GOAL OF THE EXERCISE:
From the records below, pull each line that has "this".

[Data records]
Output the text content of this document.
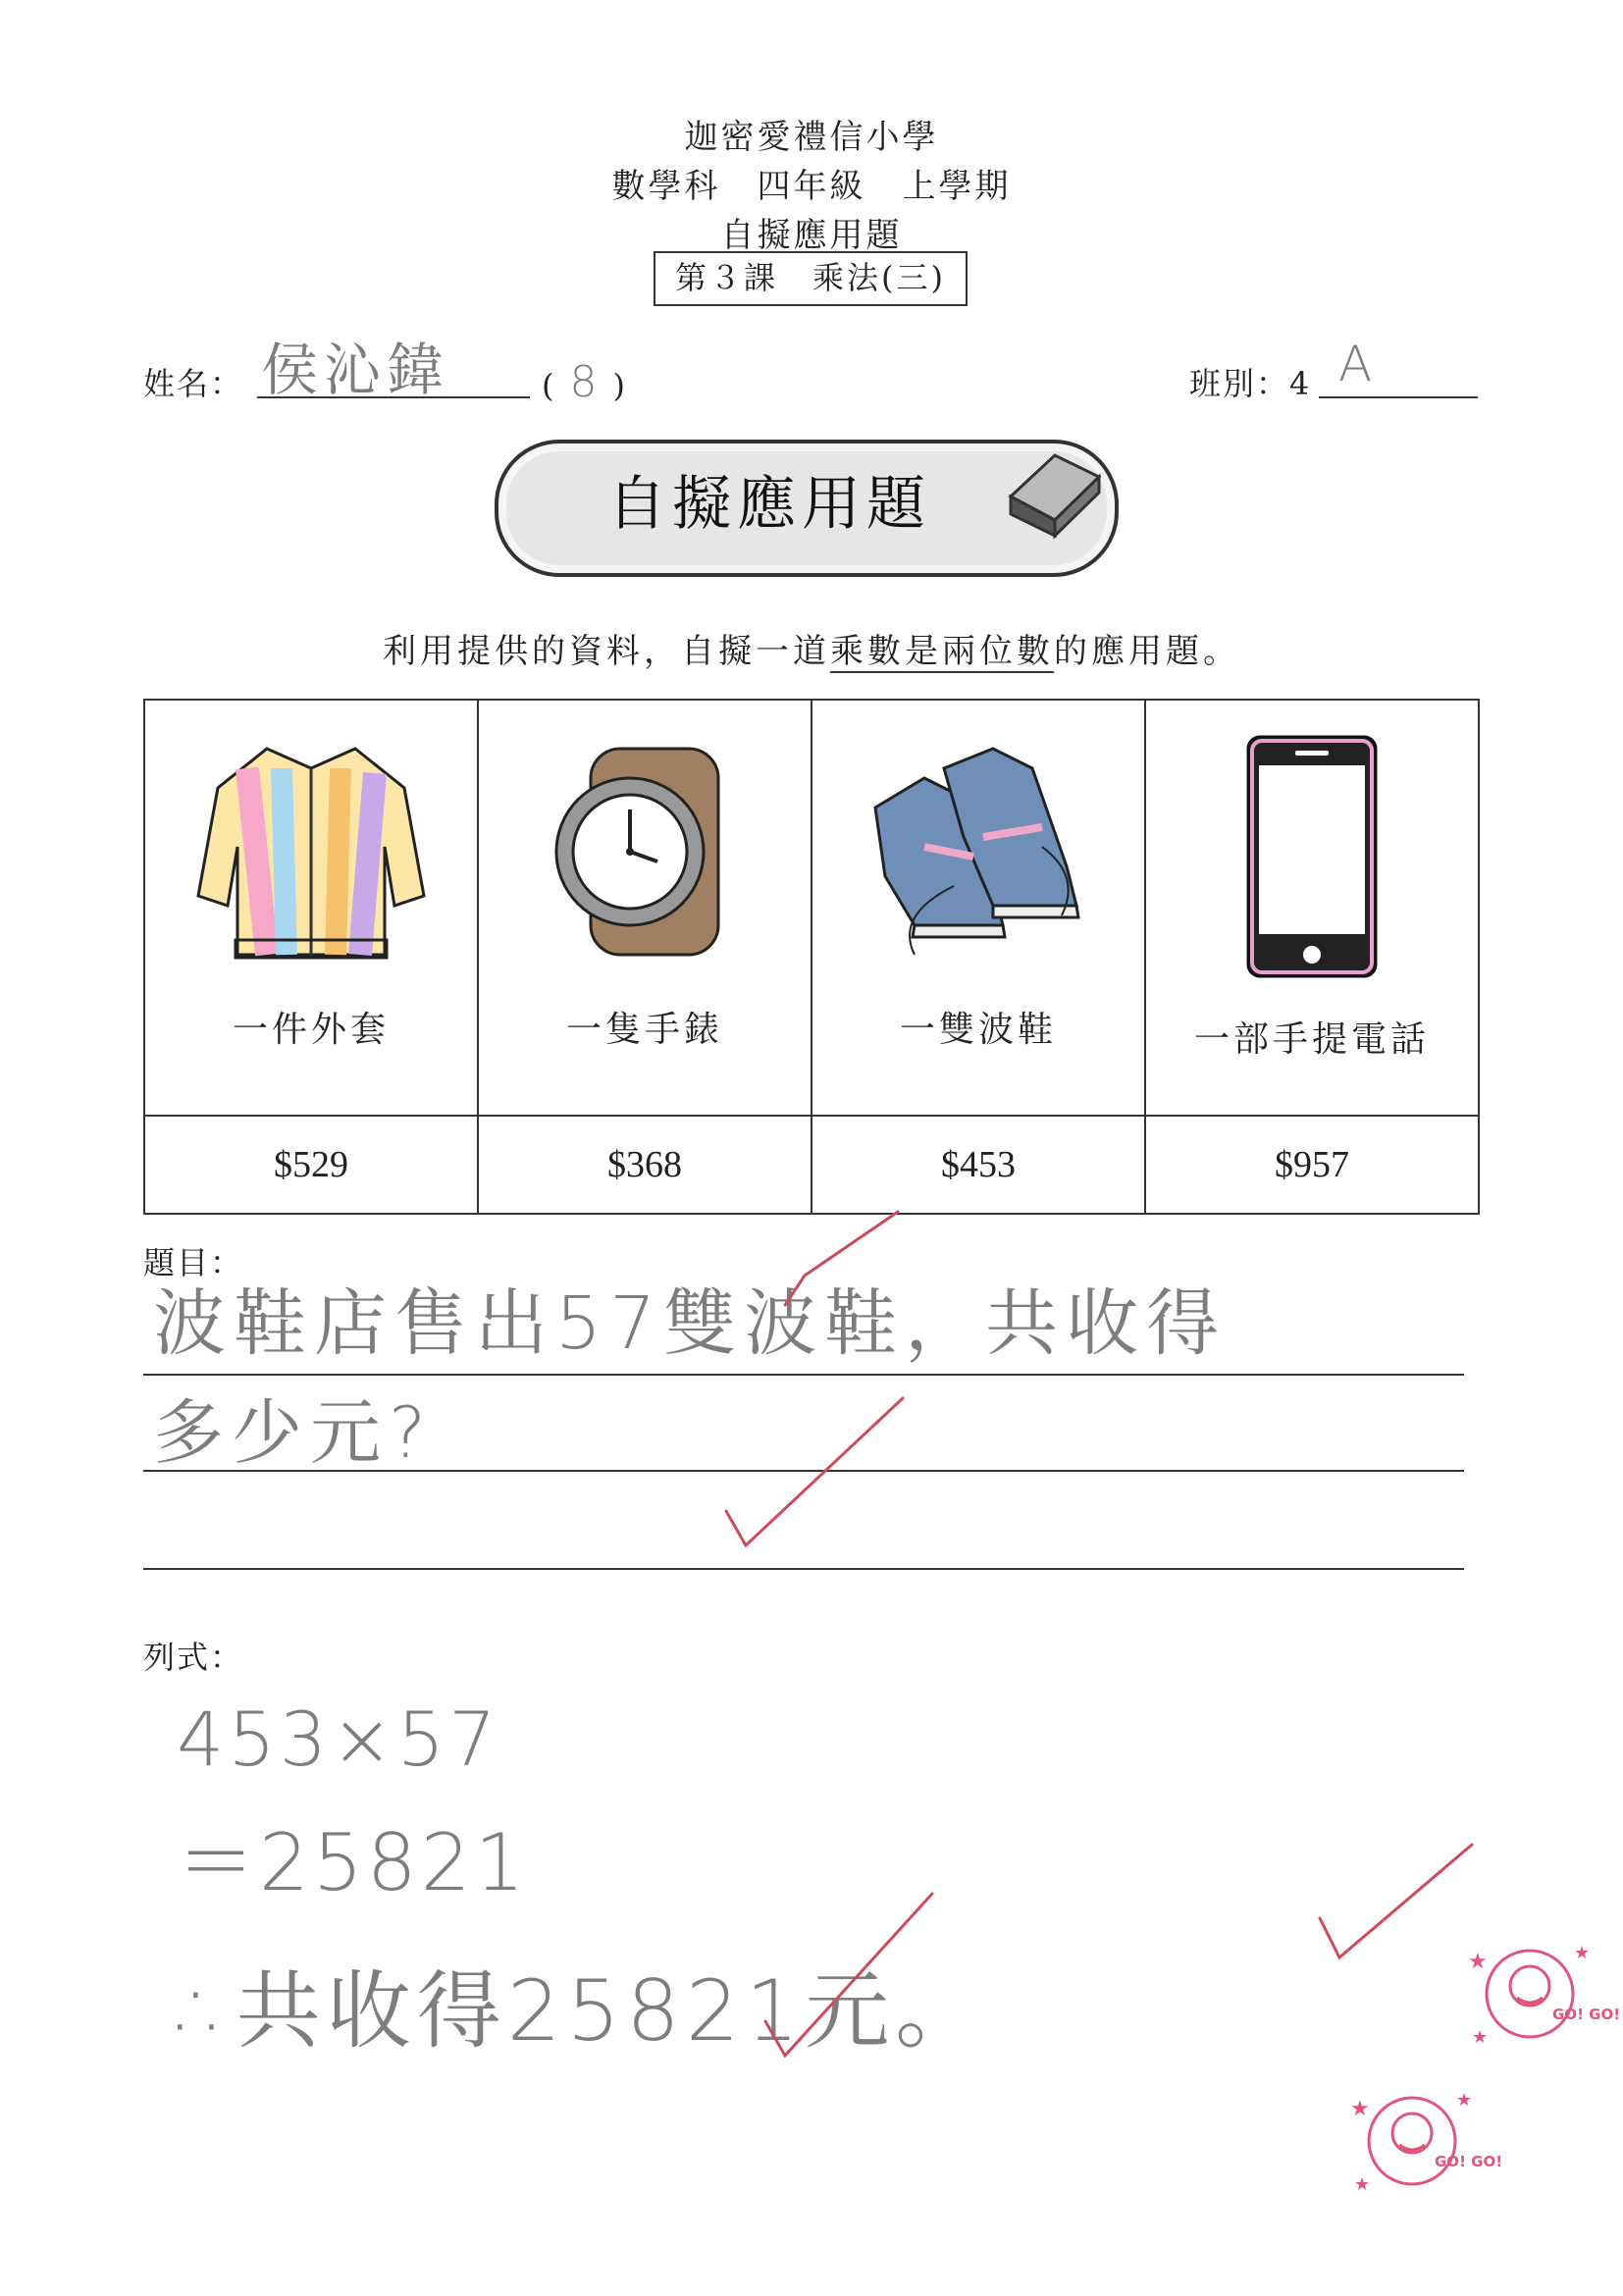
迦密愛禮信小學
數學科　四年級　上學期
自擬應用題
第３課　乘法(三)
姓名： 侯沁鍏	( 8 )	班別：4 A
自擬應用題
利用提供的資料，自擬一道乘數是兩位數的應用題。
一件外套	一隻手錶	一雙波鞋	一部手提電話

$529	$368	$453	$957
題目：
波鞋店售出57雙波鞋，共收得
多少元?
列式：
453×57
＝25821
∴共收得25821元。	GO! GO!
★	★
★
GO! GO!
★	★
★
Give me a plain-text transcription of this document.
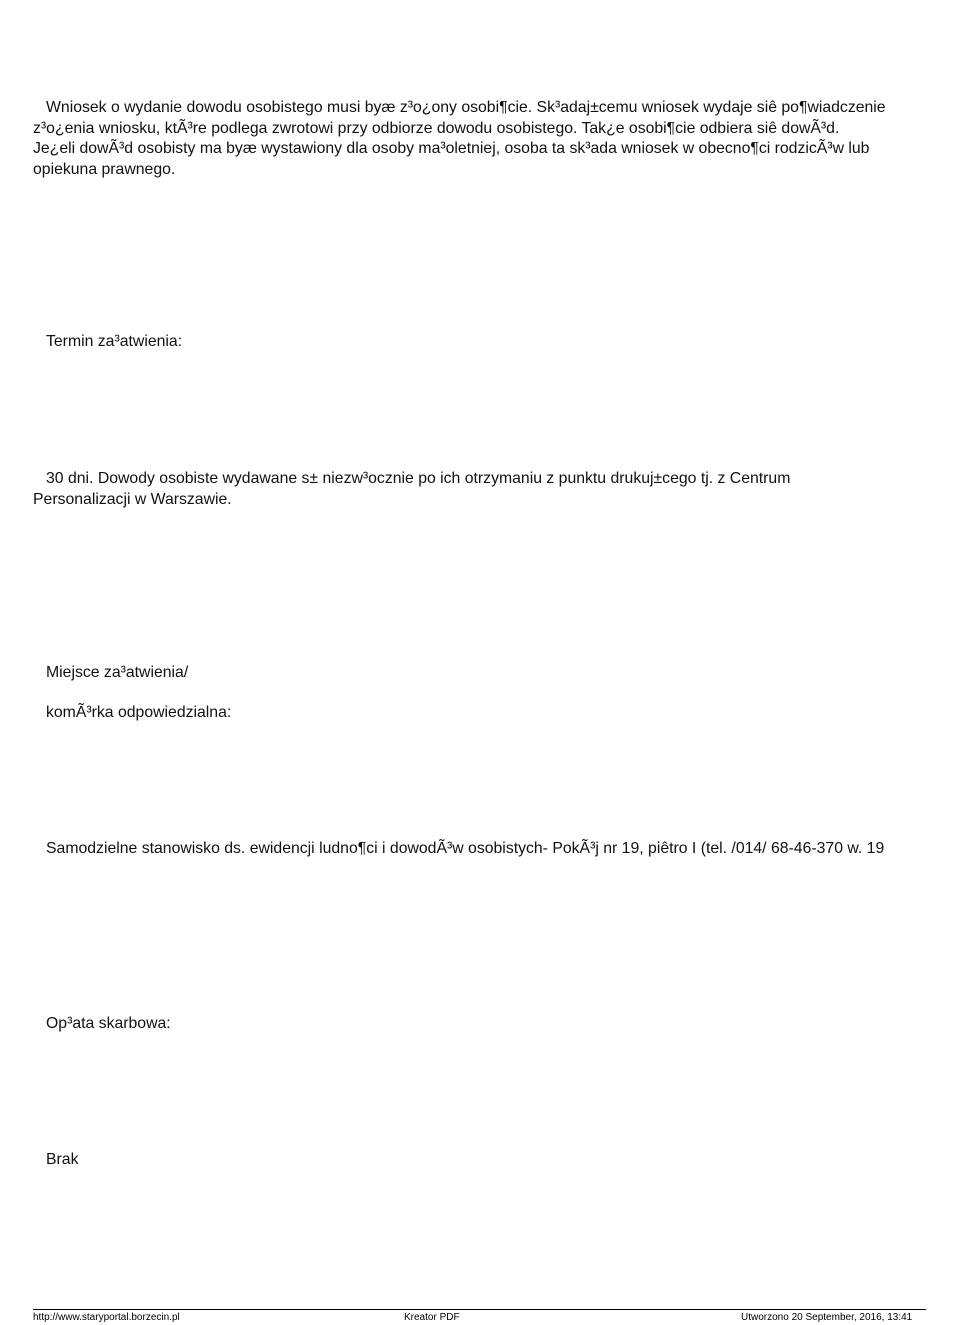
Wniosek o wydanie dowodu osobistego musi byæ z³o¿ony osobi¶cie. Sk³adaj±cemu wniosek wydaje siê po¶wiadczenie
z³o¿enia wniosku, ktÃ³re podlega zwrotowi przy odbiorze dowodu osobistego. Tak¿e osobi¶cie odbiera siê dowÃ³d.
Je¿eli dowÃ³d osobisty ma byæ wystawiony dla osoby ma³oletniej, osoba ta sk³ada wniosek w obecno¶ci rodzicÃ³w lub
opiekuna prawnego.
Termin za³atwienia:
30 dni. Dowody osobiste wydawane s± niezw³ocznie po ich otrzymaniu z punktu drukuj±cego tj. z Centrum
Personalizacji w Warszawie.
Miejsce za³atwienia/
komÃ³rka odpowiedzialna:
Samodzielne stanowisko ds. ewidencji ludno¶ci i dowodÃ³w osobistych- PokÃ³j nr 19, piêtro I (tel. /014/ 68-46-370 w. 19
Op³ata skarbowa:
Brak
http://www.staryportal.borzecin.pl	Kreator PDF	Utworzono 20 September, 2016, 13:41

FINISHED EXERCISE:
Output the text content of this document.
Give me a plain-text transcription of this document.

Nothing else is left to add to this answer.